---------- Selected text

Supreme Court of Vermont.

State of Vermont v. Harley L. Breer, Jr.

NO. 2016–338

Decided: October 01, 2016

Beth Robinson, Associate Justice, Harold E. Eaton, Jr., Associate Justice


In the above-entitled cause, the Clerk will enter:

¶ 1. Defendant Harley Breer appeals the trial court's decision to deny defendant's motion to review his hold without bail order. We affirm.

¶ 2. Defendant was previously convicted in 2003 of three different felonies and subsequently released on conditions of probation. On December 8, 2011, he was charged with several new crimes including two counts of second-degree aggravated domestic assault, 13 V.S.A. § 1044(a)(2)(A), and one count of second-degree unlawful restraint, id. § 2406(a)(3).1 On the same date, he was charged with his fifth and sixth violations of his probation (VOPs) conditions, based on the new criminal charges.2 At the arraignment for the VOPs and the new charges, the trial court issued a hold without bail order from the bench. In this order, the court specifically noted defendant's sixteen prior convictions, including an escape conviction, and seven failures under either parole or probation supervision. As a result, the court held defendant without bail on the VOPs as well as the new criminal charges. Finally, the court noted that defendant could request a hearing date to challenge the hold without bail order on the new criminal charges.

¶ 3. While defendant was being held pending trial and prior to his bail hearing, the State charged defendant on April 6, 2012, with two counts of sexual assault and one count of violating an abuse prevention order,3 id. §§ 3252(a)(1), 1030(b); then, on June 25, 2012, the State charged defendant with another count of violating an abuse prevention order,4 id. § 1030(b), and, on August 9, 2013, charged him with numerous counts of attempting to violate his conditions of release while in custody.5 Id. § 7559(e). In each new charge, the trial court noted at arraignment that defendant was being held without bail pending trial, but imposed conditions during his custody.

--------------------
---------- Dataset excerpts

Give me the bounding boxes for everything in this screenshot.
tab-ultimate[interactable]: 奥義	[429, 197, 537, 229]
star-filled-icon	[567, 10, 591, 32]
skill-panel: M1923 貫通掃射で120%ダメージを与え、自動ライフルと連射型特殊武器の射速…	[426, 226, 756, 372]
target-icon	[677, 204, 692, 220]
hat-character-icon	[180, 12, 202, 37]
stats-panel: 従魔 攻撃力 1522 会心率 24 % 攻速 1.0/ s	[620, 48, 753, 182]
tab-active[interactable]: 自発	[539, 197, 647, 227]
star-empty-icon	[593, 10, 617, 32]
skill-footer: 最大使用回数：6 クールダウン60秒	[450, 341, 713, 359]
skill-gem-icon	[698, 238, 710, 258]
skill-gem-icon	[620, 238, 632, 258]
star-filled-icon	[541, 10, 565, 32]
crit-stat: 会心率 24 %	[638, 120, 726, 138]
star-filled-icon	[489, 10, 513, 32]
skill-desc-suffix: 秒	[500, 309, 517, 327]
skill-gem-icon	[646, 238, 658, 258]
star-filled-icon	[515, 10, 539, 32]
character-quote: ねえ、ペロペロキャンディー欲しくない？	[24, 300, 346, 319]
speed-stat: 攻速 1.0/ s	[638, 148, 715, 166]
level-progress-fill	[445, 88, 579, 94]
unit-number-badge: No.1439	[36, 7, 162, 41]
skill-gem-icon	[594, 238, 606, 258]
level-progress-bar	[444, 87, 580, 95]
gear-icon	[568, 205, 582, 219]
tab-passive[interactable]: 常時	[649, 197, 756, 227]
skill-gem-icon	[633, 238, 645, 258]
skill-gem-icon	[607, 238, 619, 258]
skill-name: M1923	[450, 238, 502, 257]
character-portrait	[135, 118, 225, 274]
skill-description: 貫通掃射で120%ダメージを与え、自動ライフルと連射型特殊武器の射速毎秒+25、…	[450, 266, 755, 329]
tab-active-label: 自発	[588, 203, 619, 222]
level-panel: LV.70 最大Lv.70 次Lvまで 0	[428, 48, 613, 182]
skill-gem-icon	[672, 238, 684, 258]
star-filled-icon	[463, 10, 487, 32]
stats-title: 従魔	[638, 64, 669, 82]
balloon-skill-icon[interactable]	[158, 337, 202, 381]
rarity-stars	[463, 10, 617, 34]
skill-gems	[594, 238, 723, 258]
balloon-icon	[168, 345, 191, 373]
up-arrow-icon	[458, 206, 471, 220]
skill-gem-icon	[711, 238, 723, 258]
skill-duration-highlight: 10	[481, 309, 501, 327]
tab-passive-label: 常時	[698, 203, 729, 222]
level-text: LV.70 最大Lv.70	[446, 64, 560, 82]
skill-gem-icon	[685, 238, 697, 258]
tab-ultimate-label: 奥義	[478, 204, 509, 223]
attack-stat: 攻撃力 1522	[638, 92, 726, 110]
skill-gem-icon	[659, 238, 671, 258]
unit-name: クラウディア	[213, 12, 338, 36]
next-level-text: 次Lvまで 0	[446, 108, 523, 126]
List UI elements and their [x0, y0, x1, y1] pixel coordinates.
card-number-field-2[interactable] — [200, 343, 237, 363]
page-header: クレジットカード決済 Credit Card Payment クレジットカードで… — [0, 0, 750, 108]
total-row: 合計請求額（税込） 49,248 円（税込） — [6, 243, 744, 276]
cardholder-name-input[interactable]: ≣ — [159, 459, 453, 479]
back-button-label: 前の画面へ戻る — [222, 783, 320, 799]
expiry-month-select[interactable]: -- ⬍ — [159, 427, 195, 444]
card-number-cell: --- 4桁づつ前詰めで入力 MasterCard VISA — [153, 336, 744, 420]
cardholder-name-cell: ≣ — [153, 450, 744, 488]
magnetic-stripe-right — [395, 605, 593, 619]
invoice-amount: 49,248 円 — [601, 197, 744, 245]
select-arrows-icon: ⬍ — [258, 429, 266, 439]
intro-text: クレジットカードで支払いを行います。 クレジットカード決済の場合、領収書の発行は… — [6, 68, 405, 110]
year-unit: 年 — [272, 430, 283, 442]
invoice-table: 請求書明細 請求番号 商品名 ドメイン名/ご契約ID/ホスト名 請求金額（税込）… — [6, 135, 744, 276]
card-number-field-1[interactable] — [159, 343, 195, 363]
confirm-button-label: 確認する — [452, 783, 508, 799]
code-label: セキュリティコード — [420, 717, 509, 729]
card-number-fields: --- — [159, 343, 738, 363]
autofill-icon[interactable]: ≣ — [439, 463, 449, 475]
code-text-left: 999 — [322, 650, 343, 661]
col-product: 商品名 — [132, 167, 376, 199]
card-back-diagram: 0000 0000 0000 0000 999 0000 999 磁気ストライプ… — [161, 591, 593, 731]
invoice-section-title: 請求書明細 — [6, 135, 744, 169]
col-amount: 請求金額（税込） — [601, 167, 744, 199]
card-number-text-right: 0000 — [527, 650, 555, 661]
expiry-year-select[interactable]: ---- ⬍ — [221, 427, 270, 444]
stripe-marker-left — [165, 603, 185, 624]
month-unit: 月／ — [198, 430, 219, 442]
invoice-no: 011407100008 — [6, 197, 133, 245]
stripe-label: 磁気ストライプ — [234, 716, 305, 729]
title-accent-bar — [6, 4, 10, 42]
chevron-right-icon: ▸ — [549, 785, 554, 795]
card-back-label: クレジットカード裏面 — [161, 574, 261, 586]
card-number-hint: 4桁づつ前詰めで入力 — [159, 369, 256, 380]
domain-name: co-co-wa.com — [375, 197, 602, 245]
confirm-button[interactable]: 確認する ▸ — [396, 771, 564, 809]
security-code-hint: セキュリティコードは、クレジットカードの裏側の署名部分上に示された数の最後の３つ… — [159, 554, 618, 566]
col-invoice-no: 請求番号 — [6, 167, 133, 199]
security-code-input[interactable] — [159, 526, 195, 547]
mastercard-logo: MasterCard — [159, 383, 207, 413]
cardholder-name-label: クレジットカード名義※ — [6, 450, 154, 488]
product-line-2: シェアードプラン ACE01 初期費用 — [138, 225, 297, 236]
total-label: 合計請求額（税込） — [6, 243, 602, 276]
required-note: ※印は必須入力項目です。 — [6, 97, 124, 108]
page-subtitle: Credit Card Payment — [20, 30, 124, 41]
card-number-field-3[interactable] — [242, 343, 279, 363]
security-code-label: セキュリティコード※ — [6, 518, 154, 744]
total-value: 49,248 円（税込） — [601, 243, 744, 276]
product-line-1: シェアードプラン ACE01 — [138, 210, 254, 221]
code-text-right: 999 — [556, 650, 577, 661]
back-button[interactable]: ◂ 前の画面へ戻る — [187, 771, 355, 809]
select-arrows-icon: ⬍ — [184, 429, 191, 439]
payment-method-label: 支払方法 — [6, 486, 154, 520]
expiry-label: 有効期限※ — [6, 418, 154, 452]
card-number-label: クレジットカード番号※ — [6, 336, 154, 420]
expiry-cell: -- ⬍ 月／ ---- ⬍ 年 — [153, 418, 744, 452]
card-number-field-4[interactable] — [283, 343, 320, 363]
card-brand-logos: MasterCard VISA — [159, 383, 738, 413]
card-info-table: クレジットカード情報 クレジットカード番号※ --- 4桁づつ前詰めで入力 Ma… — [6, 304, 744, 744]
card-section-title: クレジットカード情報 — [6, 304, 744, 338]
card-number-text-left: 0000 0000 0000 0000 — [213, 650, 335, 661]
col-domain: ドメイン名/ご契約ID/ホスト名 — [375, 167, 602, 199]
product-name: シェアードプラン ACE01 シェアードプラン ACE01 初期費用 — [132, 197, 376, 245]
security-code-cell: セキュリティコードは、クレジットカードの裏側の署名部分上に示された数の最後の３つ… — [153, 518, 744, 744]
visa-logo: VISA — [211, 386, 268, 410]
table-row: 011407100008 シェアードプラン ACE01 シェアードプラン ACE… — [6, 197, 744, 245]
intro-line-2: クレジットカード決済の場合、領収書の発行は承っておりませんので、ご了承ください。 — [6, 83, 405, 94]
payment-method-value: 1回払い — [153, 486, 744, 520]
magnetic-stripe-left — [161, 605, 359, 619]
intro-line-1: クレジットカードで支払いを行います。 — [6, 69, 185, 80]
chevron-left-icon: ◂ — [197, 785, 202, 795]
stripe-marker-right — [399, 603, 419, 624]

--------------------

* _Job 1_: Please return everything in the Vermont court decision from "Decided: October 01, 2016" down to "order. We affirm.", copied word for word.
* _Job 2_: In the Vermont court decision, on what date did the State charge the defendant with two counts of sexual assault?
* _Job 3_: Translate this sentence from the Vermont court decision into Spanish: "Defendant Harley Breer appeals the trial court's decision to deny defendant's motion to review his hold without bail order."

* _Exercise result 1_:
Decided: October 01, 2016

Beth Robinson, Associate Justice, Harold E. Eaton, Jr., Associate Justice


In the above-entitled cause, the Clerk will enter:

¶ 1. Defendant Harley Breer appeals the trial court's decision to deny defendant's motion to review his hold without bail order. We affirm.

* _Exercise result 2_: April 6, 2012.

* _Exercise result 3_: El acusado Harley Breer apela la decisión del tribunal de primera instancia de denegar la moción del acusado para revisar su orden de detención sin fianza.